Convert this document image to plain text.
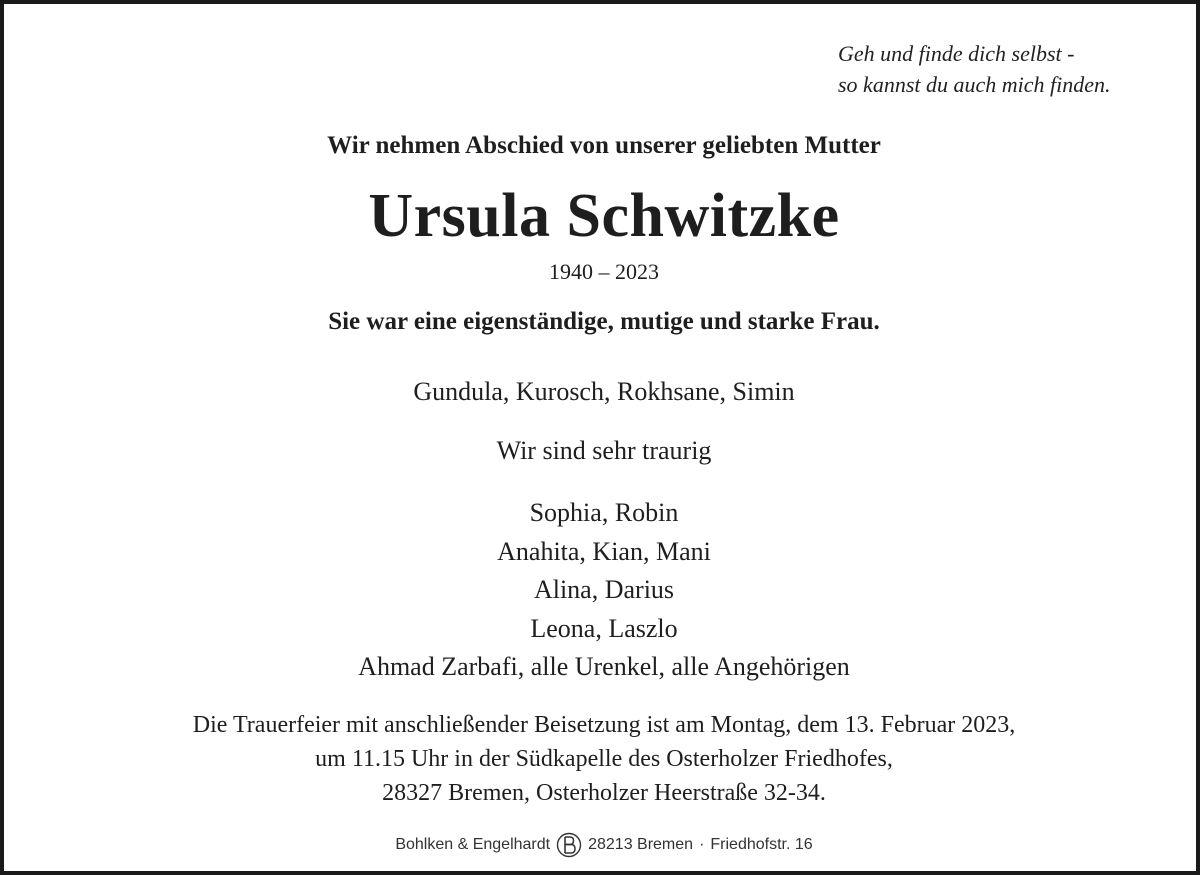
Geh und finde dich selbst -
so kannst du auch mich finden.
Wir nehmen Abschied von unserer geliebten Mutter
Ursula Schwitzke
1940 – 2023
Sie war eine eigenständige, mutige und starke Frau.
Gundula, Kurosch, Rokhsane, Simin
Wir sind sehr traurig
Sophia, Robin
Anahita, Kian, Mani
Alina, Darius
Leona, Laszlo
Ahmad Zarbafi, alle Urenkel, alle Angehörigen
Die Trauerfeier mit anschließender Beisetzung ist am Montag, dem 13. Februar 2023,
um 11.15 Uhr in der Südkapelle des Osterholzer Friedhofes,
28327 Bremen, Osterholzer Heerstraße 32-34.
Bohlken & Engelhardt 28213 Bremen · Friedhofstr. 16
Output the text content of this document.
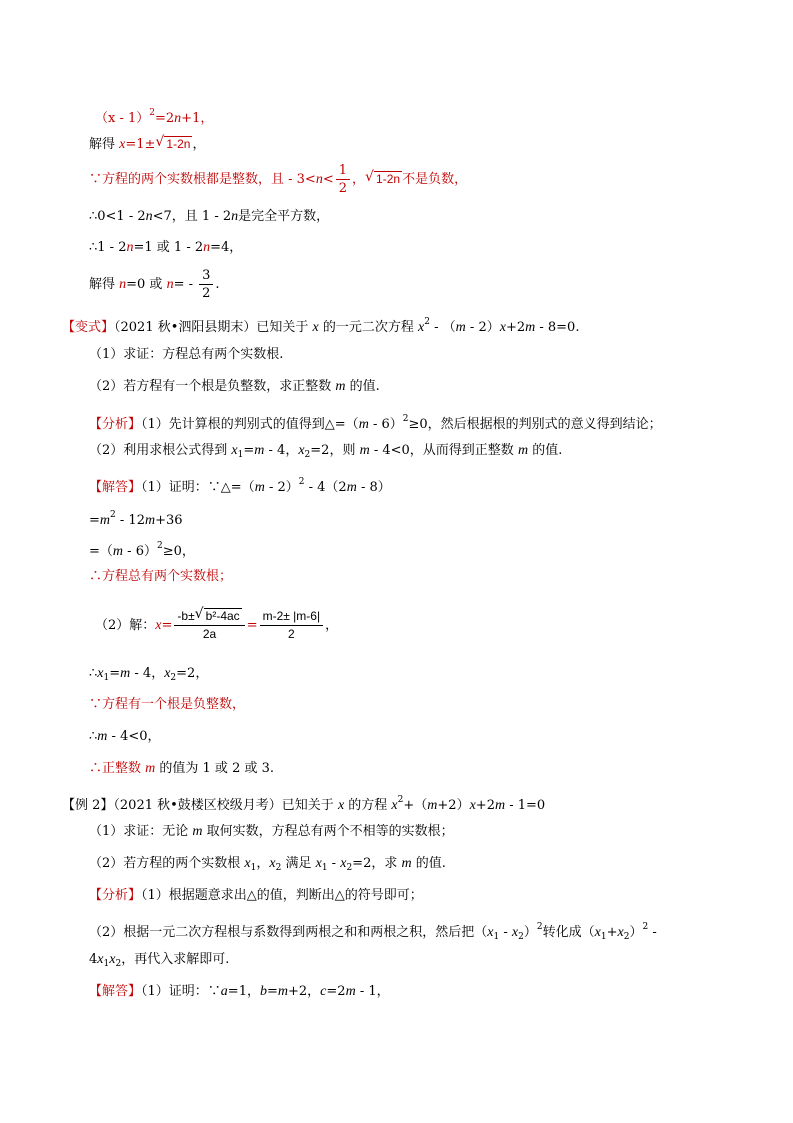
（x - 1）$^2$=2n+1，
解得 x=1± √ 1-2n ，
∵方程的两个实数根都是整数，且 - $3<n< \frac{1}{2}$ ， √ 1-2n 不是负数，
∴0<1 - 2n<7，且 1 - 2n是完全平方数，
∴1 - 2n=1 或 1 - 2n=4，
解得 n=0 或 $n= - \frac{3}{2}$ .
【变式】（2021 秋•泗阳县期末）已知关于 x 的一元二次方程 $x^2 - (m - 2)x+2m - 8=0$.
（1）求证：方程总有两个实数根.
（2）若方程有一个根是负整数，求正整数 m 的值.
【分析】（1）先计算根的判别式的值得到△=（m - 6）$^2$≥0，然后根据根的判别式的意义得到结论；
（2）利用求根公式得到 $x_1=m - 4$，$x_2=2$，则 m - 4<0，从而得到正整数 m 的值.
【解答】（1）证明：∵△=（m - 2）$^2$ - 4（2m - 8）
$=m^2 - 12m+36$
=（m - 6）$^2$≥0，
∴方程总有两个实数根；
（2）解：$x= \frac{\text{-b± √ b²-4ac}}{2a} = \frac{m-2\pm |m-6|}{2}$ ，
$\therefore x_1=m - 4$，$x_2=2$，
∵方程有一个根是负整数，
∴m - 4<0，
∴正整数 m 的值为 1 或 2 或 3.
【例 2】（2021 秋•鼓楼区校级月考）已知关于 x 的方程 $x^2+(m+2)x+2m - 1=0$
（1）求证：无论 m 取何实数，方程总有两个不相等的实数根；
（2）若方程的两个实数根 $x_1$，$x_2$ 满足 $x_1 - x_2=2$，求 m 的值.
【分析】（1）根据题意求出△的值，判断出△的符号即可；
（2）根据一元二次方程根与系数得到两根之和和两根之积，然后把$(x_1 - x_2)^2$转化成$(x_1+x_2)^2$ -
$4x_1x_2$，再代入求解即可.
【解答】（1）证明：∵a=1，b=m+2，c=2m - 1，
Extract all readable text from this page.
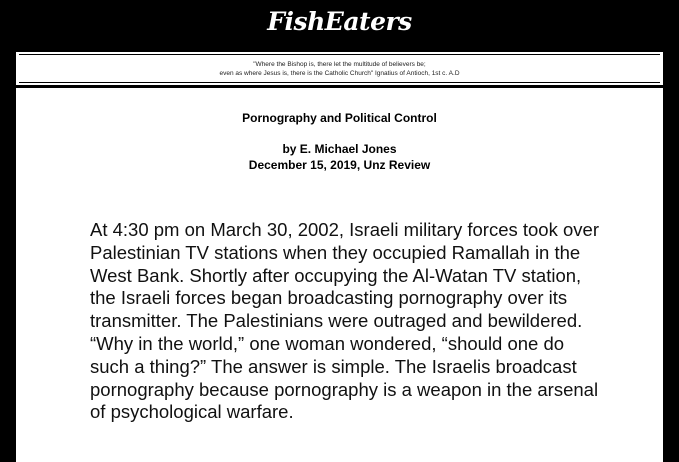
FishEaters
"Where the Bishop is, there let the multitude of believers be;
even as where Jesus is, there is the Catholic Church" Ignatius of Antioch, 1st c. A.D
Pornography and Political Control
by E. Michael Jones
December 15, 2019, Unz Review
At 4:30 pm on March 30, 2002, Israeli military forces took over Palestinian TV stations when they occupied Ramallah in the West Bank. Shortly after occupying the Al-Watan TV station, the Israeli forces began broadcasting pornography over its transmitter. The Palestinians were outraged and bewildered. “Why in the world,” one woman wondered, “should one do such a thing?” The answer is simple. The Israelis broadcast pornography because pornography is a weapon in the arsenal of psychological warfare.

**Given problem**
Pictures are not part of the copy; reproduce everything else in the records exactly.

**Output for this exercise**
Convert this document image to plain text.
Geh und finde dich selbst -
so kannst du auch mich finden.
Wir nehmen Abschied von unserer geliebten Mutter
Ursula Schwitzke
1940 – 2023
Sie war eine eigenständige, mutige und starke Frau.
Gundula, Kurosch, Rokhsane, Simin
Wir sind sehr traurig
Sophia, Robin
Anahita, Kian, Mani
Alina, Darius
Leona, Laszlo
Ahmad Zarbafi, alle Urenkel, alle Angehörigen
Die Trauerfeier mit anschließender Beisetzung ist am Montag, dem 13. Februar 2023,
um 11.15 Uhr in der Südkapelle des Osterholzer Friedhofes,
28327 Bremen, Osterholzer Heerstraße 32-34.
Bohlken & Engelhardt 28213 Bremen · Friedhofstr. 16
Output the text content of this document.
（x - 1）$^2$=2n+1，
解得 x=1± √ 1-2n ，
∵方程的两个实数根都是整数，且 - $3<n< \frac{1}{2}$ ， √ 1-2n 不是负数，
∴0<1 - 2n<7，且 1 - 2n是完全平方数，
∴1 - 2n=1 或 1 - 2n=4，
解得 n=0 或 $n= - \frac{3}{2}$ .
【变式】（2021 秋•泗阳县期末）已知关于 x 的一元二次方程 $x^2 - (m - 2)x+2m - 8=0$.
（1）求证：方程总有两个实数根.
（2）若方程有一个根是负整数，求正整数 m 的值.
【分析】（1）先计算根的判别式的值得到△=（m - 6）$^2$≥0，然后根据根的判别式的意义得到结论；
（2）利用求根公式得到 $x_1=m - 4$，$x_2=2$，则 m - 4<0，从而得到正整数 m 的值.
【解答】（1）证明：∵△=（m - 2）$^2$ - 4（2m - 8）
$=m^2 - 12m+36$
=（m - 6）$^2$≥0，
∴方程总有两个实数根；
（2）解：$x= \frac{\text{-b± √ b²-4ac}}{2a} = \frac{m-2\pm |m-6|}{2}$ ，
$\therefore x_1=m - 4$，$x_2=2$，
∵方程有一个根是负整数，
∴m - 4<0，
∴正整数 m 的值为 1 或 2 或 3.
【例 2】（2021 秋•鼓楼区校级月考）已知关于 x 的方程 $x^2+(m+2)x+2m - 1=0$
（1）求证：无论 m 取何实数，方程总有两个不相等的实数根；
（2）若方程的两个实数根 $x_1$，$x_2$ 满足 $x_1 - x_2=2$，求 m 的值.
【分析】（1）根据题意求出△的值，判断出△的符号即可；
（2）根据一元二次方程根与系数得到两根之和和两根之积，然后把$(x_1 - x_2)^2$转化成$(x_1+x_2)^2$ -
$4x_1x_2$，再代入求解即可.
【解答】（1）证明：∵a=1，b=m+2，c=2m - 1，
Extract all readable text from this page.
FishEaters
"Where the Bishop is, there let the multitude of believers be;
even as where Jesus is, there is the Catholic Church" Ignatius of Antioch, 1st c. A.D
Pornography and Political Control
by E. Michael Jones
December 15, 2019, Unz Review
At 4:30 pm on March 30, 2002, Israeli military forces took over Palestinian TV stations when they occupied Ramallah in the West Bank. Shortly after occupying the Al-Watan TV station, the Israeli forces began broadcasting pornography over its transmitter. The Palestinians were outraged and bewildered. “Why in the world,” one woman wondered, “should one do such a thing?” The answer is simple. The Israelis broadcast pornography because pornography is a weapon in the arsenal of psychological warfare.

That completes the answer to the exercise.